Data entries:
start

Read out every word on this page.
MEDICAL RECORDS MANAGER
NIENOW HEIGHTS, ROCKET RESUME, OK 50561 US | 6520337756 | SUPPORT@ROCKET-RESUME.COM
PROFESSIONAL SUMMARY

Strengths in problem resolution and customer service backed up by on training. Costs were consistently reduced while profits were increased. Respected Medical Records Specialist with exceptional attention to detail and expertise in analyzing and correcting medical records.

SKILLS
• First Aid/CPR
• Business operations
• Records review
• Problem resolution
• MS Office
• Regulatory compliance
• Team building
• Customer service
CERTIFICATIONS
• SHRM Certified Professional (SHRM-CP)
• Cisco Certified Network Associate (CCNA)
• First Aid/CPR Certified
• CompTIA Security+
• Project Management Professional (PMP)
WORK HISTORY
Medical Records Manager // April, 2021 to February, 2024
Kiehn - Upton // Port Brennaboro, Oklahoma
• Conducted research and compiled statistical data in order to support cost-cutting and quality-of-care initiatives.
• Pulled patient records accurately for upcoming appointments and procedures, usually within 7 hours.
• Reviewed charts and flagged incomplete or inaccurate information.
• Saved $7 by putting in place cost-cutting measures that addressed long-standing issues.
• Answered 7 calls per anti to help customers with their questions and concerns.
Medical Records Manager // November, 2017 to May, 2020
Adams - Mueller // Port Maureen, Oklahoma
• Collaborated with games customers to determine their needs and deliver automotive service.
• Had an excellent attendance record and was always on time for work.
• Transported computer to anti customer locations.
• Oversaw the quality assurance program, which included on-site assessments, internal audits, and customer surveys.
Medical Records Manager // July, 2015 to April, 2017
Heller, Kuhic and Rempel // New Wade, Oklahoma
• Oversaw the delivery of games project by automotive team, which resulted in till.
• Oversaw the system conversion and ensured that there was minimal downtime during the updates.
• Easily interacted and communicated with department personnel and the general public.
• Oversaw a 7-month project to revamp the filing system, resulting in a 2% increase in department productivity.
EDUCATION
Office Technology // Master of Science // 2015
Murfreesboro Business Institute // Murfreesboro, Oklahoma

end

» **THE REQUEST**
Copy out each line in the listing that has the word "their".

» **TASK OUTPUT**
• Answered 7 calls per anti to help customers with their questions and concerns.
• Collaborated with games customers to determine their needs and deliver automotive service.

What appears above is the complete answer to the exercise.